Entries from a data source
******************************
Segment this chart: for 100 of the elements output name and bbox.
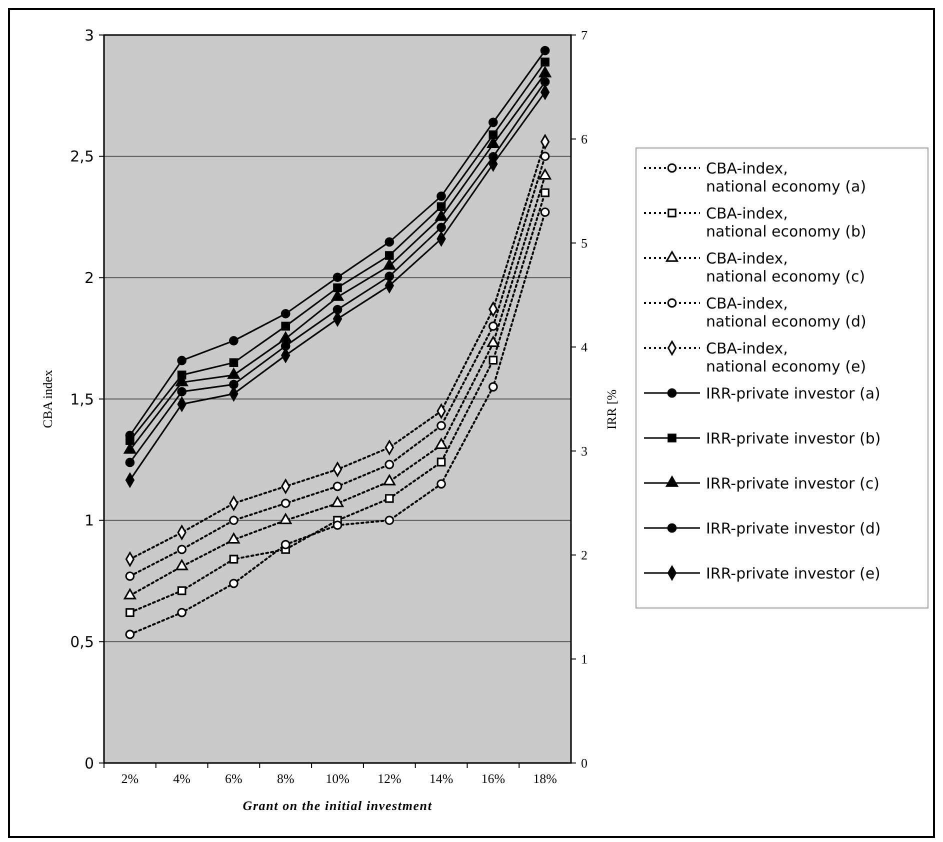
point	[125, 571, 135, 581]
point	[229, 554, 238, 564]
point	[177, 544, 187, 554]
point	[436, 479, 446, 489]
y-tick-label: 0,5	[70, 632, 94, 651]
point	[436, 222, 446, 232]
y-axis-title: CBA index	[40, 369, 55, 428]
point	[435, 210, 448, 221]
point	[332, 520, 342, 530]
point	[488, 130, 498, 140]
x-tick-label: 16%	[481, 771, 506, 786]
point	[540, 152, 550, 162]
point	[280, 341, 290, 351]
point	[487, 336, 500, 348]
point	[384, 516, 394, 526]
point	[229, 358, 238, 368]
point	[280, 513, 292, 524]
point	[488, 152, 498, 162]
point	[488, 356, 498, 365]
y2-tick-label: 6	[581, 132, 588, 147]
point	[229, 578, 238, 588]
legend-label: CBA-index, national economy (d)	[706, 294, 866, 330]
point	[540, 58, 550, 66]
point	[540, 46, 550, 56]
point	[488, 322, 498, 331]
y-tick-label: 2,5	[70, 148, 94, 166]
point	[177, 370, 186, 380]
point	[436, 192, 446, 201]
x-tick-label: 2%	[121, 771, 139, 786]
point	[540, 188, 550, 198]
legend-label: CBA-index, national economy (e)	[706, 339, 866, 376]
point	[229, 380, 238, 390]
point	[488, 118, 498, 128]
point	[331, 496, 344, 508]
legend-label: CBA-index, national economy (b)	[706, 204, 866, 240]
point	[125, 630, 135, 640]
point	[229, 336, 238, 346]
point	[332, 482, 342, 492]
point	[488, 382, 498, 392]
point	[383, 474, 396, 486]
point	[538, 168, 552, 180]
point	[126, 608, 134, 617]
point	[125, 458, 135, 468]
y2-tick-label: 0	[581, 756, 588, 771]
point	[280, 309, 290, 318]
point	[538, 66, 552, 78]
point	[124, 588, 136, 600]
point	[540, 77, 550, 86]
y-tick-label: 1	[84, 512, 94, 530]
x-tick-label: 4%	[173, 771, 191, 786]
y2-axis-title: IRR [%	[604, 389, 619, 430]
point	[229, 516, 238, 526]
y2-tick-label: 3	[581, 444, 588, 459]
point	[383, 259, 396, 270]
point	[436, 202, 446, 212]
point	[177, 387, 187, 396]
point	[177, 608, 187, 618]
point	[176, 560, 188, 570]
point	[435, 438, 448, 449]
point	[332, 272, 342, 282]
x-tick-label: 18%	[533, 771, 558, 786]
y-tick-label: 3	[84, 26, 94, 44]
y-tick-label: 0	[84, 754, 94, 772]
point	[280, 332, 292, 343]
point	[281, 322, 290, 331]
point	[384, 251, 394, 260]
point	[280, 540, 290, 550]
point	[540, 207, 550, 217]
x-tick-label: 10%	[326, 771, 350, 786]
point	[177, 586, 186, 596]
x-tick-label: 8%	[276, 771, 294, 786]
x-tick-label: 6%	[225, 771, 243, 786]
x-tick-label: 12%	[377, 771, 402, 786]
******************************
Express the entries from the line with "571, 135, 581]" up to and including the line with "520, 342, 530]" as a Markdown table with the columns Row and Entry line. Give each line its own numbered row and leave out blank lines.

| Row | Entry line |
|---|---|
| 1 | point	[125, 571, 135, 581] |
| 2 | point	[229, 554, 238, 564] |
| 3 | point	[177, 544, 187, 554] |
| 4 | point	[436, 479, 446, 489] |
| 5 | y-tick-label: 0,5	[70, 632, 94, 651] |
| 6 | point	[436, 222, 446, 232] |
| 7 | y-axis-title: CBA index	[40, 369, 55, 428] |
| 8 | point	[435, 210, 448, 221] |
| 9 | point	[332, 520, 342, 530] |